■ ENTRIES SHOWN

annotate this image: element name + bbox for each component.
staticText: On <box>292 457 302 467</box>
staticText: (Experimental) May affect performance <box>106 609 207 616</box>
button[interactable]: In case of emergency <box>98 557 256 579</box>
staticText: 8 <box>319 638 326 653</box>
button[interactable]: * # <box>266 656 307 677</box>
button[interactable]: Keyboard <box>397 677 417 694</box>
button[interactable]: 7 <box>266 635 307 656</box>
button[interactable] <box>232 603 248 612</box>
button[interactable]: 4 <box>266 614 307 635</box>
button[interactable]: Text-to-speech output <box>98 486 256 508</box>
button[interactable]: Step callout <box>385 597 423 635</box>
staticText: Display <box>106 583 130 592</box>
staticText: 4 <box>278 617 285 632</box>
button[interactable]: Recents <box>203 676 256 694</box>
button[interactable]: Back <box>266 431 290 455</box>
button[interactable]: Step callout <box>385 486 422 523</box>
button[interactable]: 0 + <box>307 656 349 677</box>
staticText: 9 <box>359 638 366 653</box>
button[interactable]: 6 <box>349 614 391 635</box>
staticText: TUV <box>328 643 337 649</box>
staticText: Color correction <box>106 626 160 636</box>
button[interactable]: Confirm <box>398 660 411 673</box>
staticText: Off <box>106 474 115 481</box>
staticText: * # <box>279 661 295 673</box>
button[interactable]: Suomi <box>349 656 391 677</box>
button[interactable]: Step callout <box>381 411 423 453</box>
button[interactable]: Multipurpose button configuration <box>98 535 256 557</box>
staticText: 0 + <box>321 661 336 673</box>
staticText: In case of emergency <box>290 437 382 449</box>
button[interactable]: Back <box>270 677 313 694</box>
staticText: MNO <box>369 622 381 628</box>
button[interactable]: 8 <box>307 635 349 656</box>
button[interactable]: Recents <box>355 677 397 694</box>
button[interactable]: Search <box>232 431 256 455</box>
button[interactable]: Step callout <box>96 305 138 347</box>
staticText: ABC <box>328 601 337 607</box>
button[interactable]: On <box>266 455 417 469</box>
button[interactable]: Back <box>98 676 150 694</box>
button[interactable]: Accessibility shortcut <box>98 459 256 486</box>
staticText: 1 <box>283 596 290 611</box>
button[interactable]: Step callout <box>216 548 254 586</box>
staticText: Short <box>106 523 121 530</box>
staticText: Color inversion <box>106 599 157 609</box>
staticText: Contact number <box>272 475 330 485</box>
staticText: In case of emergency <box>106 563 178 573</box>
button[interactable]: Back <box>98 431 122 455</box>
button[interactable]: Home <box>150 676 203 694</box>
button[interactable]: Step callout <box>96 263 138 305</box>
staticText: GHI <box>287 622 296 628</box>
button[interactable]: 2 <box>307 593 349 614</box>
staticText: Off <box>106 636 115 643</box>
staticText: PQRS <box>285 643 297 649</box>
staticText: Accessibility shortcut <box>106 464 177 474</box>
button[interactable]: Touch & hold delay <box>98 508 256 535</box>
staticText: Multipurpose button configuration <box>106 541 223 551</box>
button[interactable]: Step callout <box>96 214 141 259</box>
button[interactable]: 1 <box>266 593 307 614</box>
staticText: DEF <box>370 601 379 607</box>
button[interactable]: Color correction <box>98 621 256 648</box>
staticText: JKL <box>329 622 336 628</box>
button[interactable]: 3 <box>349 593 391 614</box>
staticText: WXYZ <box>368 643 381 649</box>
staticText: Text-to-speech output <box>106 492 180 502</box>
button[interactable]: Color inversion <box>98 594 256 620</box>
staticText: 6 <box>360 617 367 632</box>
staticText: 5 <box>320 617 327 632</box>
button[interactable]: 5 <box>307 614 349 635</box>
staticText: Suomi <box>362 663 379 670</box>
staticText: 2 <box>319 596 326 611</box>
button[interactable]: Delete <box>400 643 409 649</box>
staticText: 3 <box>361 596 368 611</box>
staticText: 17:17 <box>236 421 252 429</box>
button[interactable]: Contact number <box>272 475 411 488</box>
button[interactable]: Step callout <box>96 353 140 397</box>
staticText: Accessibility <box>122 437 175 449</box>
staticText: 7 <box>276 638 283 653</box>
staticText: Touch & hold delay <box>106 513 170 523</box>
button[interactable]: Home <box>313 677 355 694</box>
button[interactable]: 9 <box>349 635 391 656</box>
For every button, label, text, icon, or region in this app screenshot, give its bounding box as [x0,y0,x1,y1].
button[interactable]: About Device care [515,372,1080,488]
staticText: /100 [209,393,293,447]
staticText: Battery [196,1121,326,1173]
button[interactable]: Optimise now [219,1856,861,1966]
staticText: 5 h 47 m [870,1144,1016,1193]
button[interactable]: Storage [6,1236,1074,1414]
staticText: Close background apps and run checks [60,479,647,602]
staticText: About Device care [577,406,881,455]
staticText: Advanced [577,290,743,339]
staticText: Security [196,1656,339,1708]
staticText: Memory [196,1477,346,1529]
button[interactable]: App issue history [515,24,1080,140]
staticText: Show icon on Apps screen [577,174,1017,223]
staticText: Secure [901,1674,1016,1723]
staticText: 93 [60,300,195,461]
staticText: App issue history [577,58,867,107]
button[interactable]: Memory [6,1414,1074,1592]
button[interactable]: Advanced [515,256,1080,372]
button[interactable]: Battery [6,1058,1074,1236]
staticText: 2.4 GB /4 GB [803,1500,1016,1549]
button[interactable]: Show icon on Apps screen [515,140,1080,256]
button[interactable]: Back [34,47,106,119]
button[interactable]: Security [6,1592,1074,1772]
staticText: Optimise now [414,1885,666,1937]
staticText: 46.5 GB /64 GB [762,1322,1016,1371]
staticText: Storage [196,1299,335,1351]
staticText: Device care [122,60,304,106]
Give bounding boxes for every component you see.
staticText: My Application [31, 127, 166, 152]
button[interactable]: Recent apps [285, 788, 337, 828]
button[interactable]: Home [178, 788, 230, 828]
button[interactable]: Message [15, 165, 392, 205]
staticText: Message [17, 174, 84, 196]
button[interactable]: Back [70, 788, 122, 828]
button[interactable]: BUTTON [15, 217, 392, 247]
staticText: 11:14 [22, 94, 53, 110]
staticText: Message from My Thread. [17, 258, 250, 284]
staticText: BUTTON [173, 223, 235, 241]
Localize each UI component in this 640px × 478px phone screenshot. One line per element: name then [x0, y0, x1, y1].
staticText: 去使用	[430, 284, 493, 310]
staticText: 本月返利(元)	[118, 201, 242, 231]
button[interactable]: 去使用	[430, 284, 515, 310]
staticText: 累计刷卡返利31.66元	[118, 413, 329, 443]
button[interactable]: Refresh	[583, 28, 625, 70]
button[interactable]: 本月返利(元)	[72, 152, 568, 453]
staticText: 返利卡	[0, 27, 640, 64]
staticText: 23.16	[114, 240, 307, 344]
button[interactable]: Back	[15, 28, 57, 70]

■ PROMPT
Repeat all of the items above exactly as they appear, line for line.

■ RESPONSE TO THIS TASK
annotate this image: element name + bbox for each component.
staticText: On <box>292 457 302 467</box>
staticText: (Experimental) May affect performance <box>106 609 207 616</box>
button[interactable]: In case of emergency <box>98 557 256 579</box>
staticText: 8 <box>319 638 326 653</box>
button[interactable]: * # <box>266 656 307 677</box>
button[interactable]: Keyboard <box>397 677 417 694</box>
button[interactable]: 7 <box>266 635 307 656</box>
button[interactable] <box>232 603 248 612</box>
button[interactable]: 4 <box>266 614 307 635</box>
button[interactable]: Text-to-speech output <box>98 486 256 508</box>
button[interactable]: Step callout <box>385 597 423 635</box>
staticText: Display <box>106 583 130 592</box>
staticText: 4 <box>278 617 285 632</box>
button[interactable]: Recents <box>203 676 256 694</box>
button[interactable]: Back <box>266 431 290 455</box>
button[interactable]: Step callout <box>385 486 422 523</box>
button[interactable]: 0 + <box>307 656 349 677</box>
staticText: 9 <box>359 638 366 653</box>
button[interactable]: 6 <box>349 614 391 635</box>
staticText: TUV <box>328 643 337 649</box>
staticText: Color correction <box>106 626 160 636</box>
button[interactable]: Confirm <box>398 660 411 673</box>
staticText: Off <box>106 474 115 481</box>
staticText: * # <box>279 661 295 673</box>
button[interactable]: Suomi <box>349 656 391 677</box>
button[interactable]: Step callout <box>381 411 423 453</box>
button[interactable]: Multipurpose button configuration <box>98 535 256 557</box>
staticText: 0 + <box>321 661 336 673</box>
staticText: In case of emergency <box>290 437 382 449</box>
button[interactable]: Back <box>270 677 313 694</box>
staticText: MNO <box>369 622 381 628</box>
button[interactable]: 8 <box>307 635 349 656</box>
button[interactable]: Recents <box>355 677 397 694</box>
button[interactable]: Search <box>232 431 256 455</box>
button[interactable]: Step callout <box>96 305 138 347</box>
staticText: ABC <box>328 601 337 607</box>
button[interactable]: On <box>266 455 417 469</box>
button[interactable]: Back <box>98 676 150 694</box>
button[interactable]: Accessibility shortcut <box>98 459 256 486</box>
staticText: 1 <box>283 596 290 611</box>
button[interactable]: Step callout <box>216 548 254 586</box>
staticText: Short <box>106 523 121 530</box>
staticText: Color inversion <box>106 599 157 609</box>
staticText: Contact number <box>272 475 330 485</box>
staticText: In case of emergency <box>106 563 178 573</box>
button[interactable]: Back <box>98 431 122 455</box>
button[interactable]: Home <box>150 676 203 694</box>
button[interactable]: Step callout <box>96 263 138 305</box>
staticText: GHI <box>287 622 296 628</box>
button[interactable]: 2 <box>307 593 349 614</box>
staticText: Off <box>106 636 115 643</box>
staticText: PQRS <box>285 643 297 649</box>
staticText: Accessibility shortcut <box>106 464 177 474</box>
button[interactable]: Touch & hold delay <box>98 508 256 535</box>
staticText: Multipurpose button configuration <box>106 541 223 551</box>
button[interactable]: Step callout <box>96 214 141 259</box>
button[interactable]: 1 <box>266 593 307 614</box>
staticText: DEF <box>370 601 379 607</box>
button[interactable]: Color correction <box>98 621 256 648</box>
staticText: JKL <box>329 622 336 628</box>
button[interactable]: 3 <box>349 593 391 614</box>
staticText: WXYZ <box>368 643 381 649</box>
staticText: Text-to-speech output <box>106 492 180 502</box>
button[interactable]: Color inversion <box>98 594 256 620</box>
staticText: 6 <box>360 617 367 632</box>
staticText: 5 <box>320 617 327 632</box>
button[interactable]: 5 <box>307 614 349 635</box>
staticText: Suomi <box>362 663 379 670</box>
staticText: 2 <box>319 596 326 611</box>
button[interactable]: Delete <box>400 643 409 649</box>
staticText: 3 <box>361 596 368 611</box>
staticText: 17:17 <box>236 421 252 429</box>
button[interactable]: Contact number <box>272 475 411 488</box>
button[interactable]: Step callout <box>96 353 140 397</box>
staticText: Accessibility <box>122 437 175 449</box>
staticText: 7 <box>276 638 283 653</box>
staticText: Touch & hold delay <box>106 513 170 523</box>
button[interactable]: Home <box>313 677 355 694</box>
button[interactable]: 9 <box>349 635 391 656</box>
For every button, label, text, icon, or region in this app screenshot, give its bounding box as [x0,y0,x1,y1].
button[interactable]: About Device care [515,372,1080,488]
staticText: /100 [209,393,293,447]
staticText: Battery [196,1121,326,1173]
button[interactable]: Optimise now [219,1856,861,1966]
staticText: 5 h 47 m [870,1144,1016,1193]
button[interactable]: Storage [6,1236,1074,1414]
staticText: Close background apps and run checks [60,479,647,602]
staticText: About Device care [577,406,881,455]
staticText: Advanced [577,290,743,339]
staticText: Security [196,1656,339,1708]
staticText: Memory [196,1477,346,1529]
button[interactable]: App issue history [515,24,1080,140]
staticText: Show icon on Apps screen [577,174,1017,223]
staticText: Secure [901,1674,1016,1723]
staticText: 93 [60,300,195,461]
staticText: App issue history [577,58,867,107]
button[interactable]: Memory [6,1414,1074,1592]
button[interactable]: Advanced [515,256,1080,372]
button[interactable]: Battery [6,1058,1074,1236]
staticText: 2.4 GB /4 GB [803,1500,1016,1549]
button[interactable]: Show icon on Apps screen [515,140,1080,256]
button[interactable]: Back [34,47,106,119]
button[interactable]: Security [6,1592,1074,1772]
staticText: Optimise now [414,1885,666,1937]
staticText: 46.5 GB /64 GB [762,1322,1016,1371]
staticText: Storage [196,1299,335,1351]
staticText: Device care [122,60,304,106]
Give bounding boxes for every component you see.
staticText: My Application [31, 127, 166, 152]
button[interactable]: Recent apps [285, 788, 337, 828]
button[interactable]: Home [178, 788, 230, 828]
button[interactable]: Message [15, 165, 392, 205]
staticText: Message [17, 174, 84, 196]
button[interactable]: Back [70, 788, 122, 828]
button[interactable]: BUTTON [15, 217, 392, 247]
staticText: 11:14 [22, 94, 53, 110]
staticText: Message from My Thread. [17, 258, 250, 284]
staticText: BUTTON [173, 223, 235, 241]
Localize each UI component in this 640px × 478px phone screenshot. One line per element: name then [x0, y0, x1, y1].
staticText: 去使用	[430, 284, 493, 310]
staticText: 本月返利(元)	[118, 201, 242, 231]
button[interactable]: 去使用	[430, 284, 515, 310]
staticText: 累计刷卡返利31.66元	[118, 413, 329, 443]
button[interactable]: Refresh	[583, 28, 625, 70]
button[interactable]: 本月返利(元)	[72, 152, 568, 453]
staticText: 返利卡	[0, 27, 640, 64]
staticText: 23.16	[114, 240, 307, 344]
button[interactable]: Back	[15, 28, 57, 70]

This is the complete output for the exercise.